Part of a data file:
--------

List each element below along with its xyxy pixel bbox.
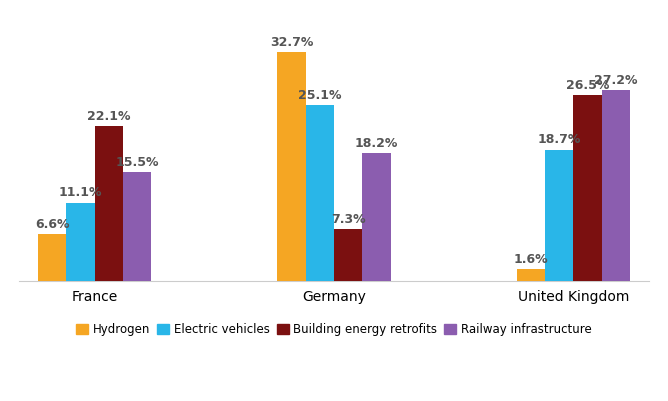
Bar [123,172,151,281]
Bar [362,153,391,281]
Text: 25.1%: 25.1% [298,89,341,101]
Text: 6.6%: 6.6% [35,218,69,231]
Text: 22.1%: 22.1% [87,109,130,123]
Text: 18.2%: 18.2% [355,137,398,150]
Bar [573,95,602,281]
Text: 27.2%: 27.2% [594,74,637,87]
Bar [545,150,573,281]
Bar [334,229,362,281]
Text: 7.3%: 7.3% [331,213,365,226]
Text: 15.5%: 15.5% [116,156,159,169]
Text: 1.6%: 1.6% [514,253,548,266]
Text: 11.1%: 11.1% [59,186,102,199]
Bar [38,235,66,281]
Bar [277,52,306,281]
Text: 32.7%: 32.7% [270,36,313,49]
Bar [66,203,95,281]
Legend: Hydrogen, Electric vehicles, Building energy retrofits, Railway infrastructure: Hydrogen, Electric vehicles, Building en… [71,318,597,341]
Bar [517,269,545,281]
Text: 26.5%: 26.5% [566,79,609,92]
Bar [602,91,630,281]
Bar [95,126,123,281]
Text: 18.7%: 18.7% [538,134,581,146]
Bar [306,105,334,281]
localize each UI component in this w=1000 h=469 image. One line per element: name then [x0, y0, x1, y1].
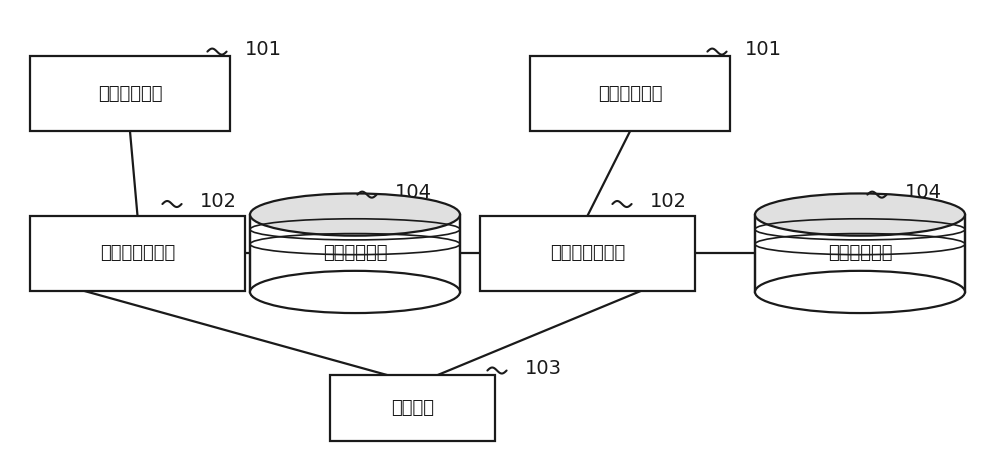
- Text: 103: 103: [525, 359, 562, 378]
- Text: 路由处理单元: 路由处理单元: [98, 85, 162, 103]
- Text: 104: 104: [395, 183, 432, 202]
- Ellipse shape: [755, 194, 965, 235]
- Text: 101: 101: [245, 40, 282, 59]
- Bar: [530, 56, 730, 131]
- Text: 路由处理单元: 路由处理单元: [598, 85, 662, 103]
- Text: 备路由容错单元: 备路由容错单元: [550, 244, 625, 262]
- Text: 102: 102: [650, 192, 687, 211]
- Text: 主数据库单元: 主数据库单元: [323, 244, 387, 262]
- Ellipse shape: [250, 194, 460, 235]
- Bar: [480, 216, 695, 291]
- Text: 主路由容错单元: 主路由容错单元: [100, 244, 175, 262]
- Text: 101: 101: [745, 40, 782, 59]
- Text: 备数据库单元: 备数据库单元: [828, 244, 892, 262]
- Text: 104: 104: [905, 183, 942, 202]
- Text: 102: 102: [200, 192, 237, 211]
- Bar: [30, 216, 245, 291]
- Text: 转发单元: 转发单元: [391, 399, 434, 417]
- Bar: [755, 215, 965, 292]
- Ellipse shape: [755, 271, 965, 313]
- Ellipse shape: [250, 271, 460, 313]
- Bar: [30, 56, 230, 131]
- Bar: [330, 375, 495, 441]
- Bar: [250, 215, 460, 292]
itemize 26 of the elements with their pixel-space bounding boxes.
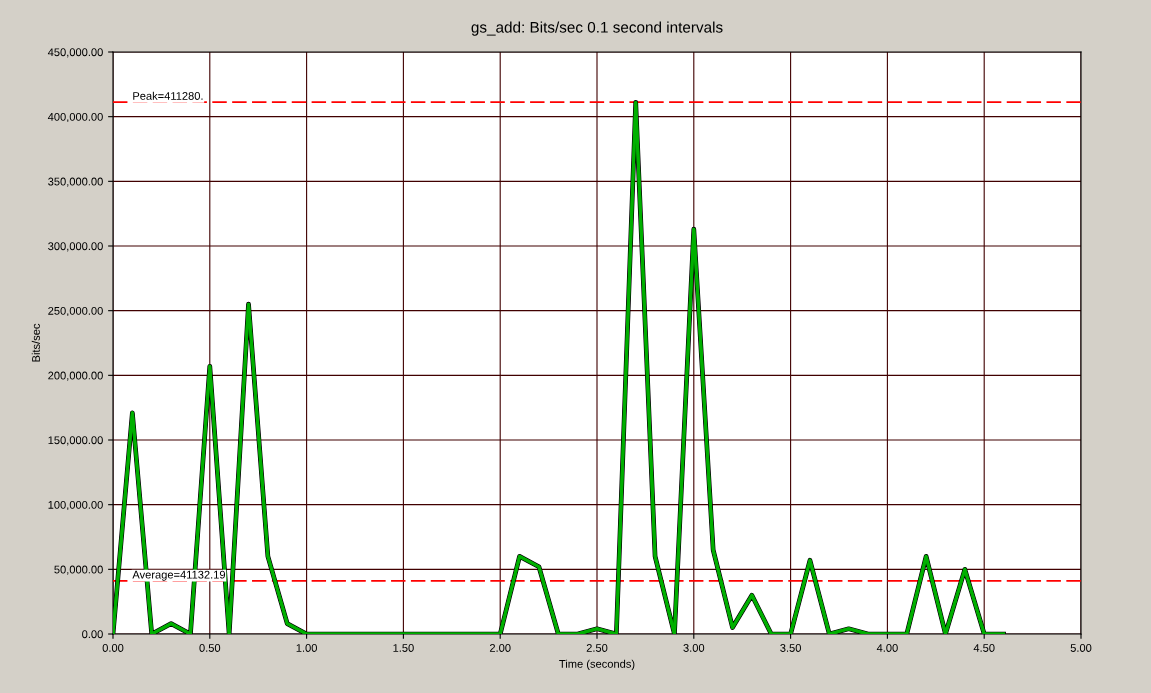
y-tick-label: 400,000.00	[47, 112, 103, 123]
x-tick-label: 2.00	[489, 644, 511, 652]
y-tick-label: 0.00	[82, 630, 103, 639]
x-tick-label: 3.00	[683, 644, 705, 652]
x-tick-label: 2.50	[586, 644, 608, 652]
x-tick-label: 5.00	[1070, 644, 1092, 652]
x-tick-label: 0.00	[102, 644, 124, 652]
x-tick-label: 4.50	[973, 644, 995, 652]
x-tick-label: 1.00	[296, 644, 317, 652]
y-tick-label: 150,000.00	[48, 436, 103, 446]
y-tick-label: 350,000.00	[48, 177, 103, 187]
y-tick-label: 50,000.00	[54, 565, 103, 575]
chart-title: gs_add: Bits/sec 0.1 second intervals	[471, 21, 723, 36]
ref-line-label: Average=41132.19	[132, 570, 226, 581]
y-tick-label: 450,000.00	[47, 48, 103, 58]
y-tick-label: 300,000.00	[48, 242, 103, 252]
x-axis-title: Time (seconds)	[559, 659, 635, 670]
ref-line-label: Peak=411280.	[133, 91, 203, 100]
y-tick-label: 200,000.00	[48, 371, 103, 381]
x-tick-label: 4.00	[876, 644, 898, 652]
x-tick-label: 1.50	[393, 644, 414, 652]
y-axis-title: Bits/sec	[31, 323, 40, 362]
x-tick-label: 0.50	[199, 644, 221, 652]
y-tick-label: 100,000.00	[48, 500, 103, 511]
y-tick-label: 250,000.00	[48, 306, 103, 317]
x-tick-label: 3.50	[780, 644, 801, 652]
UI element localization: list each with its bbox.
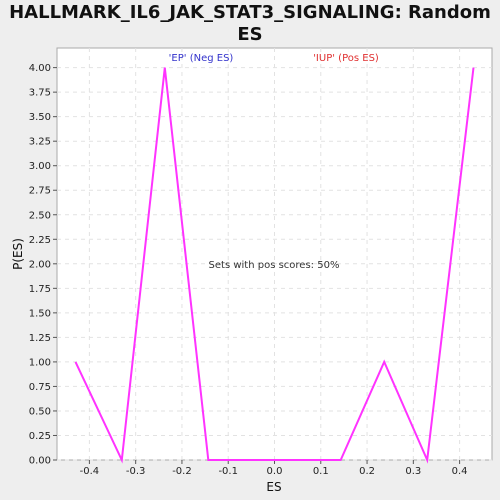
y-tick-label: 3.25 [29,137,51,148]
x-tick-label: 0.4 [452,466,468,477]
y-tick-label: 2.25 [29,235,51,246]
y-tick-label: 1.75 [29,284,51,295]
y-tick-label: 3.50 [29,112,51,123]
x-tick-label: 0.3 [405,466,421,477]
y-axis-label: P(ES) [11,238,25,270]
neg-es-label: 'EP' (Neg ES) [169,53,234,64]
y-tick-label: 2.50 [29,210,51,221]
y-tick-label: 2.75 [29,186,51,197]
y-tick-label: 3.75 [29,88,51,99]
y-tick-label: 4.00 [29,63,51,74]
y-tick-label: 1.50 [29,308,51,319]
chart-title-line-1: HALLMARK_IL6_JAK_STAT3_SIGNALING: Random… [9,2,491,45]
x-tick-label: -0.3 [126,466,146,477]
x-tick-label: -0.4 [80,466,100,477]
series-line [74,67,475,464]
x-tick-label: -0.2 [172,466,192,477]
pos-es-label: 'IUP' (Pos ES) [313,53,379,64]
x-tick-label: 0.0 [267,466,283,477]
plot-area [56,47,493,461]
x-tick-label: 0.1 [313,466,329,477]
axis-ticks: 0.00 0.25 0.50 0.75 1.00 1.25 1.50 1.75 2.00 2.25… [29,63,468,477]
y-tick-label: 0.50 [29,406,51,417]
grid [57,48,492,461]
pos-score-annotation: Sets with pos scores: 50% [209,260,340,271]
y-tick-label: 1.25 [29,333,51,344]
x-tick-label: 0.2 [359,466,375,477]
y-tick-label: 0.25 [29,431,51,442]
x-tick-label: -0.1 [218,466,238,477]
y-tick-label: 0.75 [29,382,51,393]
y-tick-label: 1.00 [29,357,51,368]
y-tick-label: 3.00 [29,161,51,172]
x-axis-label: ES [266,480,281,494]
series-group [74,67,475,464]
y-tick-label: 2.00 [29,259,51,270]
y-tick-label: 0.00 [29,456,51,467]
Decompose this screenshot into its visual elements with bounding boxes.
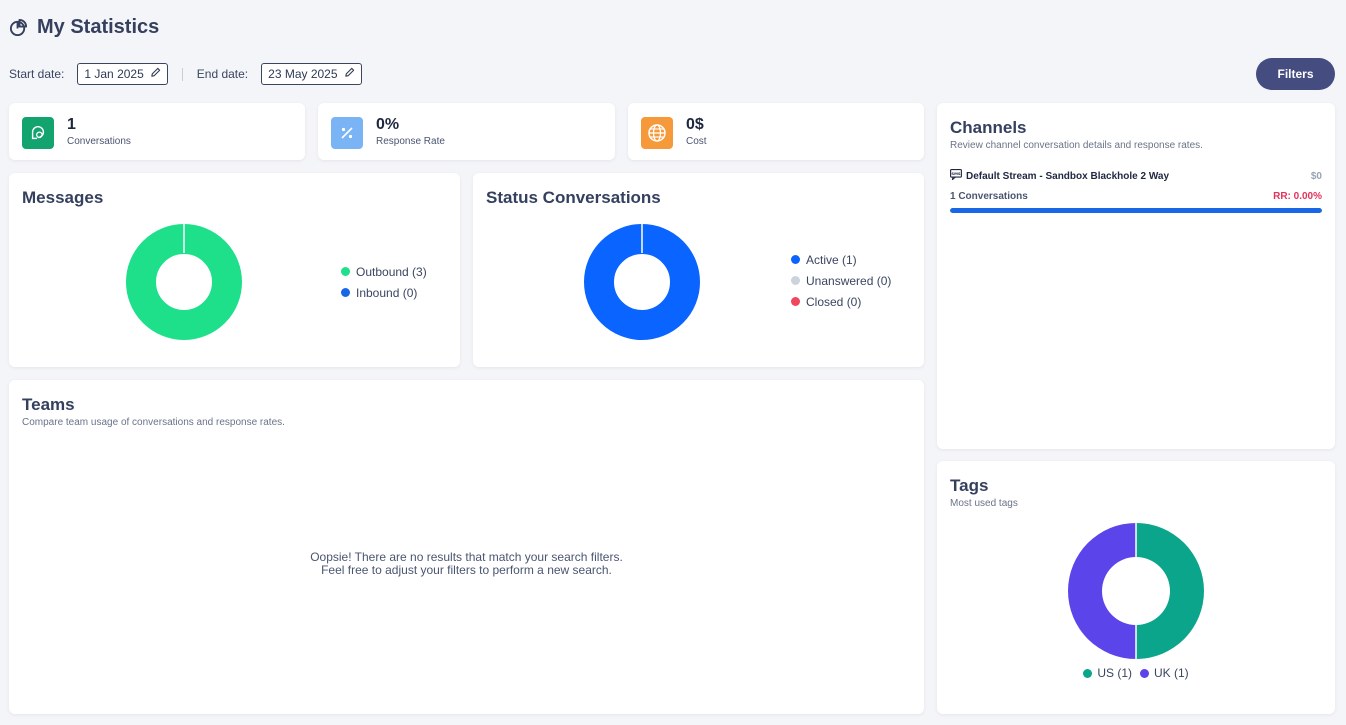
legend-dot: [791, 276, 800, 285]
legend-label: Active (1): [806, 252, 857, 267]
sms-icon: SMS: [950, 169, 962, 183]
legend-dot: [1140, 668, 1149, 678]
cost-value: 0$: [686, 116, 704, 133]
legend-label: Closed (0): [806, 294, 862, 309]
channels-card: Channels Review channel conversation det…: [937, 103, 1335, 449]
pie-chart-icon: [9, 18, 28, 37]
legend-label: US (1): [1097, 666, 1132, 680]
channel-cost: $0: [1310, 170, 1322, 182]
end-date-value: 23 May 2025: [268, 67, 338, 81]
channel-conversations: 1 Conversations: [950, 191, 1028, 202]
legend-item-unanswered[interactable]: Unanswered (0): [791, 270, 891, 291]
start-date-picker[interactable]: 1 Jan 2025: [77, 63, 168, 85]
legend-dot: [791, 255, 800, 264]
cost-label: Cost: [686, 136, 707, 147]
legend-item-us[interactable]: US (1): [1083, 665, 1132, 681]
stat-card-cost: 0$ Cost: [628, 103, 924, 160]
messages-legend: Outbound (3) Inbound (0): [341, 261, 427, 303]
legend-label: Unanswered (0): [806, 273, 892, 288]
channel-progress-bar: [950, 208, 1322, 213]
messages-card: Messages Outbound (3) Inbound (0): [9, 173, 460, 367]
status-legend: Active (1) Unanswered (0) Closed (0): [791, 249, 891, 312]
us-slice[interactable]: [1136, 523, 1204, 659]
date-range: Start date: 1 Jan 2025 End date: 23 May …: [9, 63, 362, 85]
status-donut-chart: [584, 224, 700, 340]
svg-text:SMS: SMS: [951, 171, 961, 176]
channel-progress-fill: [950, 208, 1322, 213]
legend-item-uk[interactable]: UK (1): [1140, 665, 1189, 681]
legend-label: Inbound (0): [356, 285, 418, 300]
legend-dot: [341, 288, 350, 297]
legend-dot: [791, 297, 800, 306]
stat-card-conversations: 1 Conversations: [9, 103, 305, 160]
pencil-icon: [150, 67, 161, 81]
conversations-label: Conversations: [67, 136, 131, 147]
filters-button[interactable]: Filters: [1256, 58, 1335, 90]
page-header: My Statistics: [9, 16, 159, 39]
status-title: Status Conversations: [486, 188, 661, 207]
messages-donut-chart: [126, 224, 242, 340]
empty-state-line-2: Feel free to adjust your filters to perf…: [321, 563, 612, 577]
legend-item-inbound[interactable]: Inbound (0): [341, 282, 427, 303]
conversations-value: 1: [67, 116, 76, 133]
teams-title: Teams: [22, 395, 75, 414]
channel-name: Default Stream - Sandbox Blackhole 2 Way: [966, 170, 1170, 182]
channels-subtitle: Review channel conversation details and …: [950, 140, 1203, 151]
legend-label: Outbound (3): [356, 264, 427, 279]
end-date-label: End date:: [196, 67, 249, 81]
empty-state-line-1: Oopsie! There are no results that match …: [310, 550, 623, 564]
tags-card: Tags Most used tags US (1) UK (1): [937, 461, 1335, 714]
globe-icon: [641, 117, 673, 149]
date-separator: [181, 67, 183, 81]
legend-item-outbound[interactable]: Outbound (3): [341, 261, 427, 282]
chat-icon: [22, 117, 54, 149]
tags-donut-chart: [1068, 523, 1204, 659]
uk-slice[interactable]: [1068, 523, 1136, 659]
teams-card: Teams Compare team usage of conversation…: [9, 380, 924, 714]
legend-item-closed[interactable]: Closed (0): [791, 291, 891, 312]
tags-subtitle: Most used tags: [950, 498, 1018, 509]
response-rate-label: Response Rate: [376, 136, 445, 147]
channel-response-rate: RR: 0.00%: [1273, 191, 1322, 202]
legend-dot: [1083, 668, 1093, 678]
tags-title: Tags: [950, 476, 989, 495]
pencil-icon: [344, 67, 355, 81]
response-rate-value: 0%: [376, 116, 400, 133]
channels-title: Channels: [950, 118, 1027, 137]
stat-card-response-rate: 0% Response Rate: [318, 103, 615, 160]
start-date-label: Start date:: [9, 67, 65, 81]
legend-dot: [341, 267, 350, 276]
messages-title: Messages: [22, 188, 104, 207]
legend-label: UK (1): [1154, 666, 1189, 680]
percent-icon: [331, 117, 363, 149]
legend-item-active[interactable]: Active (1): [791, 249, 891, 270]
channel-item[interactable]: SMS Default Stream - Sandbox Blackhole 2…: [950, 169, 1322, 213]
page-title: My Statistics: [37, 16, 160, 38]
status-conversations-card: Status Conversations Active (1) Unanswer…: [473, 173, 924, 367]
start-date-value: 1 Jan 2025: [84, 67, 144, 81]
tags-legend: US (1) UK (1): [937, 665, 1335, 681]
end-date-picker[interactable]: 23 May 2025: [261, 63, 362, 85]
empty-state-message: Oopsie! There are no results that match …: [9, 551, 924, 577]
teams-subtitle: Compare team usage of conversations and …: [22, 417, 285, 428]
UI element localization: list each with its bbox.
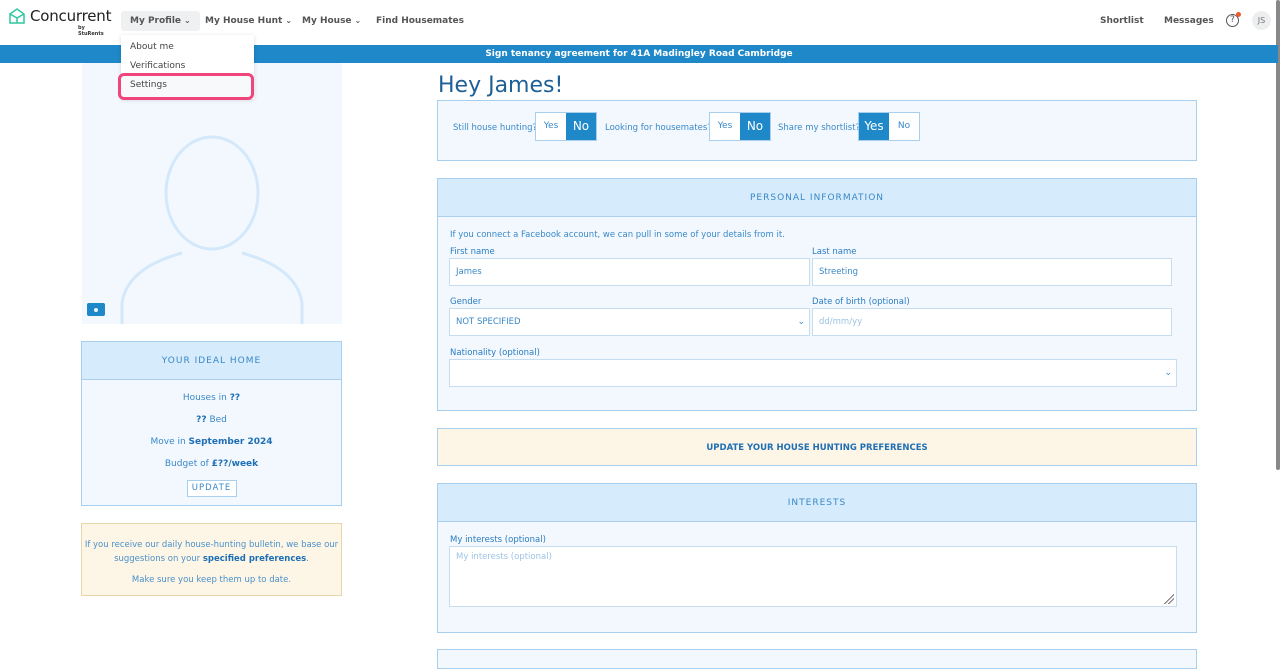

--------

> SET PROBLEM: Repeat verbatim the rows from the one containing "legend-dot: [791, 276, 800, 285]" through the one containing "channel-cost: $0: [1310, 170, 1322, 182]", including both of those rows.

> SOLUTION TO THE EXERCISE:
legend-dot: [791, 276, 800, 285]
legend-label: Active (1): [806, 252, 857, 267]
sms-icon: SMS: [950, 169, 962, 183]
legend-dot: [1140, 668, 1149, 678]
cost-value: 0$: [686, 116, 704, 133]
legend-label: Closed (0): [806, 294, 862, 309]
channels-card: Channels Review channel conversation det…: [937, 103, 1335, 449]
pie-chart-icon: [9, 18, 28, 37]
legend-label: US (1): [1097, 666, 1132, 680]
channel-cost: $0: [1310, 170, 1322, 182]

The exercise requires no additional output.